____ RECORDS FOR THIS EXERCISE
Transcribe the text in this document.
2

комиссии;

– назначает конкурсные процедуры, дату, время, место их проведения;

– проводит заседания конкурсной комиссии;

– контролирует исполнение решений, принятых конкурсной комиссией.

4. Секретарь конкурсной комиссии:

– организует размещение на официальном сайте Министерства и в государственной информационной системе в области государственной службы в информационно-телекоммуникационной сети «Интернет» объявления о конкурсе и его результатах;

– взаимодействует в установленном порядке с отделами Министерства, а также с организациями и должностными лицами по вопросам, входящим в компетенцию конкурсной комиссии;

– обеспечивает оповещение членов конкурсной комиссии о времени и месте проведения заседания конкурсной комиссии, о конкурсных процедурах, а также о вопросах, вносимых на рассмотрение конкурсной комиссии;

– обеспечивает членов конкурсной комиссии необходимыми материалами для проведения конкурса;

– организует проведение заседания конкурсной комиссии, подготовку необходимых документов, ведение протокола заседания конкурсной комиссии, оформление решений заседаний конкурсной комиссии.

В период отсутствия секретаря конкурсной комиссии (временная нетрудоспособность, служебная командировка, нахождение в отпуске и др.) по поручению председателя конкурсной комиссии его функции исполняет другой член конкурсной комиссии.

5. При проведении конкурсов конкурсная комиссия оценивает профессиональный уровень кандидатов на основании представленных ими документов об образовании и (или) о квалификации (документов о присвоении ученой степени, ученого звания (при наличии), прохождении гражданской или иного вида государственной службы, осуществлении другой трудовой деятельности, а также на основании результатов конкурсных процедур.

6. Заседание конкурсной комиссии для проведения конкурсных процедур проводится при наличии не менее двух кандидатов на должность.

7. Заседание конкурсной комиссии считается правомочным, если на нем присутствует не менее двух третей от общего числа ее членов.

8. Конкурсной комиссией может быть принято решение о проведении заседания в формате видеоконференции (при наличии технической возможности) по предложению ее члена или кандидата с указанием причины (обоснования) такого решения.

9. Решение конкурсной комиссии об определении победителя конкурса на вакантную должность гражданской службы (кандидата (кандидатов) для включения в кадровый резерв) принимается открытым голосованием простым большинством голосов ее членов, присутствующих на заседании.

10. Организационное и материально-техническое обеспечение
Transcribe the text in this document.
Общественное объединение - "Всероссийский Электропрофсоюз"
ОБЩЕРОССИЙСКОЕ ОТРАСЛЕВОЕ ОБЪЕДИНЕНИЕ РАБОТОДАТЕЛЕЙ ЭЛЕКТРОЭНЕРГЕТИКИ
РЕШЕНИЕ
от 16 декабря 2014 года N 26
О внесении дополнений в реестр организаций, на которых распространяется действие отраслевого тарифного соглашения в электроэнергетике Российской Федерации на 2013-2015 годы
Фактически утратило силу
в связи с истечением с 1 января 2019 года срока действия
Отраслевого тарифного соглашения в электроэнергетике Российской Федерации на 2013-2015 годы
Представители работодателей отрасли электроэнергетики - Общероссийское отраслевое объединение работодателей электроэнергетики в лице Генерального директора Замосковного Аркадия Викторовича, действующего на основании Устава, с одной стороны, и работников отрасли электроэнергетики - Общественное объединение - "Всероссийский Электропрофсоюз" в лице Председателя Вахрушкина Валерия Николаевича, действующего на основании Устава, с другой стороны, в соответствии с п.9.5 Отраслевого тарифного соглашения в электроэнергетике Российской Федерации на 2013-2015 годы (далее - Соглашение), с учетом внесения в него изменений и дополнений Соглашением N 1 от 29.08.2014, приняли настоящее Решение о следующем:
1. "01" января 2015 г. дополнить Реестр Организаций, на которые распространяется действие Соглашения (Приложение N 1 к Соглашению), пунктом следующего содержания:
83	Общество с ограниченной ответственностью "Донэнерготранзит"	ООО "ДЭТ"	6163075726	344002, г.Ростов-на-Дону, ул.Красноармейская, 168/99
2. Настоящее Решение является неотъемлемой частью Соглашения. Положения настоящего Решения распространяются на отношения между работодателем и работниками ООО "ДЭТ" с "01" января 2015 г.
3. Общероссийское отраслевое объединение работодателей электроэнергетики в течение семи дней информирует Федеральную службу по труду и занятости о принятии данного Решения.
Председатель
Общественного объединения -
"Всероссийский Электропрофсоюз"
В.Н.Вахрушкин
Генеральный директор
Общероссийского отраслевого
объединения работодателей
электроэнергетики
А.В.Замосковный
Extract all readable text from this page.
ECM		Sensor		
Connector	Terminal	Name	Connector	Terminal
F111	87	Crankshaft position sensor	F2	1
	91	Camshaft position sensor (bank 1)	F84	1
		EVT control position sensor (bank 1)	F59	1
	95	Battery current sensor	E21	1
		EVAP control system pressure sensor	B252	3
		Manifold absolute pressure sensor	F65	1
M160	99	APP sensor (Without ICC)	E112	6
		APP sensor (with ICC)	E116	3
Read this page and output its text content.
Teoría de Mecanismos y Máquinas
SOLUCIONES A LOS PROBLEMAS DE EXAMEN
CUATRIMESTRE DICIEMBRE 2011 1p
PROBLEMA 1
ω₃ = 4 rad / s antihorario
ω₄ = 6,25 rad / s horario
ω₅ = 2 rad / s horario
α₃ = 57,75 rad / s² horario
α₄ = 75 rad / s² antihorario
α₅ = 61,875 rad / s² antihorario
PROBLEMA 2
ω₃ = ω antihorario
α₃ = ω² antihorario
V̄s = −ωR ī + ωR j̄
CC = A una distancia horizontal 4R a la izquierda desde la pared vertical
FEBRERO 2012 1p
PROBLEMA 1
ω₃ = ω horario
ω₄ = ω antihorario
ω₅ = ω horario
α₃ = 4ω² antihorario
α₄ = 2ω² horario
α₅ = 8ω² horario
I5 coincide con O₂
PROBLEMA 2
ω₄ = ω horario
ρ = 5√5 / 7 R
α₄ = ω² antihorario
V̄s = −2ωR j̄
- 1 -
________
- WORK TO DO
From the listing above, reproduce all the lines exactly.

- SOLUTION FOR THIS EXERCISE
Transcribe the text in this document.
2

комиссии;

– назначает конкурсные процедуры, дату, время, место их проведения;

– проводит заседания конкурсной комиссии;

– контролирует исполнение решений, принятых конкурсной комиссией.

4. Секретарь конкурсной комиссии:

– организует размещение на официальном сайте Министерства и в государственной информационной системе в области государственной службы в информационно-телекоммуникационной сети «Интернет» объявления о конкурсе и его результатах;

– взаимодействует в установленном порядке с отделами Министерства, а также с организациями и должностными лицами по вопросам, входящим в компетенцию конкурсной комиссии;

– обеспечивает оповещение членов конкурсной комиссии о времени и месте проведения заседания конкурсной комиссии, о конкурсных процедурах, а также о вопросах, вносимых на рассмотрение конкурсной комиссии;

– обеспечивает членов конкурсной комиссии необходимыми материалами для проведения конкурса;

– организует проведение заседания конкурсной комиссии, подготовку необходимых документов, ведение протокола заседания конкурсной комиссии, оформление решений заседаний конкурсной комиссии.

В период отсутствия секретаря конкурсной комиссии (временная нетрудоспособность, служебная командировка, нахождение в отпуске и др.) по поручению председателя конкурсной комиссии его функции исполняет другой член конкурсной комиссии.

5. При проведении конкурсов конкурсная комиссия оценивает профессиональный уровень кандидатов на основании представленных ими документов об образовании и (или) о квалификации (документов о присвоении ученой степени, ученого звания (при наличии), прохождении гражданской или иного вида государственной службы, осуществлении другой трудовой деятельности, а также на основании результатов конкурсных процедур.

6. Заседание конкурсной комиссии для проведения конкурсных процедур проводится при наличии не менее двух кандидатов на должность.

7. Заседание конкурсной комиссии считается правомочным, если на нем присутствует не менее двух третей от общего числа ее членов.

8. Конкурсной комиссией может быть принято решение о проведении заседания в формате видеоконференции (при наличии технической возможности) по предложению ее члена или кандидата с указанием причины (обоснования) такого решения.

9. Решение конкурсной комиссии об определении победителя конкурса на вакантную должность гражданской службы (кандидата (кандидатов) для включения в кадровый резерв) принимается открытым голосованием простым большинством голосов ее членов, присутствующих на заседании.

10. Организационное и материально-техническое обеспечение
Transcribe the text in this document.
Общественное объединение - "Всероссийский Электропрофсоюз"
ОБЩЕРОССИЙСКОЕ ОТРАСЛЕВОЕ ОБЪЕДИНЕНИЕ РАБОТОДАТЕЛЕЙ ЭЛЕКТРОЭНЕРГЕТИКИ
РЕШЕНИЕ
от 16 декабря 2014 года N 26
О внесении дополнений в реестр организаций, на которых распространяется действие отраслевого тарифного соглашения в электроэнергетике Российской Федерации на 2013-2015 годы
Фактически утратило силу
в связи с истечением с 1 января 2019 года срока действия
Отраслевого тарифного соглашения в электроэнергетике Российской Федерации на 2013-2015 годы
Представители работодателей отрасли электроэнергетики - Общероссийское отраслевое объединение работодателей электроэнергетики в лице Генерального директора Замосковного Аркадия Викторовича, действующего на основании Устава, с одной стороны, и работников отрасли электроэнергетики - Общественное объединение - "Всероссийский Электропрофсоюз" в лице Председателя Вахрушкина Валерия Николаевича, действующего на основании Устава, с другой стороны, в соответствии с п.9.5 Отраслевого тарифного соглашения в электроэнергетике Российской Федерации на 2013-2015 годы (далее - Соглашение), с учетом внесения в него изменений и дополнений Соглашением N 1 от 29.08.2014, приняли настоящее Решение о следующем:
1. "01" января 2015 г. дополнить Реестр Организаций, на которые распространяется действие Соглашения (Приложение N 1 к Соглашению), пунктом следующего содержания:
83	Общество с ограниченной ответственностью "Донэнерготранзит"	ООО "ДЭТ"	6163075726	344002, г.Ростов-на-Дону, ул.Красноармейская, 168/99
2. Настоящее Решение является неотъемлемой частью Соглашения. Положения настоящего Решения распространяются на отношения между работодателем и работниками ООО "ДЭТ" с "01" января 2015 г.
3. Общероссийское отраслевое объединение работодателей электроэнергетики в течение семи дней информирует Федеральную службу по труду и занятости о принятии данного Решения.
Председатель
Общественного объединения -
"Всероссийский Электропрофсоюз"
В.Н.Вахрушкин
Генеральный директор
Общероссийского отраслевого
объединения работодателей
электроэнергетики
А.В.Замосковный
Extract all readable text from this page.
ECM		Sensor		
Connector	Terminal	Name	Connector	Terminal
F111	87	Crankshaft position sensor	F2	1
	91	Camshaft position sensor (bank 1)	F84	1
		EVT control position sensor (bank 1)	F59	1
	95	Battery current sensor	E21	1
		EVAP control system pressure sensor	B252	3
		Manifold absolute pressure sensor	F65	1
M160	99	APP sensor (Without ICC)	E112	6
		APP sensor (with ICC)	E116	3
Read this page and output its text content.
Teoría de Mecanismos y Máquinas
SOLUCIONES A LOS PROBLEMAS DE EXAMEN
CUATRIMESTRE DICIEMBRE 2011 1p
PROBLEMA 1
ω₃ = 4 rad / s antihorario
ω₄ = 6,25 rad / s horario
ω₅ = 2 rad / s horario
α₃ = 57,75 rad / s² horario
α₄ = 75 rad / s² antihorario
α₅ = 61,875 rad / s² antihorario
PROBLEMA 2
ω₃ = ω antihorario
α₃ = ω² antihorario
V̄s = −ωR ī + ωR j̄
CC = A una distancia horizontal 4R a la izquierda desde la pared vertical
FEBRERO 2012 1p
PROBLEMA 1
ω₃ = ω horario
ω₄ = ω antihorario
ω₅ = ω horario
α₃ = 4ω² antihorario
α₄ = 2ω² horario
α₅ = 8ω² horario
I5 coincide con O₂
PROBLEMA 2
ω₄ = ω horario
ρ = 5√5 / 7 R
α₄ = ω² antihorario
V̄s = −2ωR j̄
- 1 -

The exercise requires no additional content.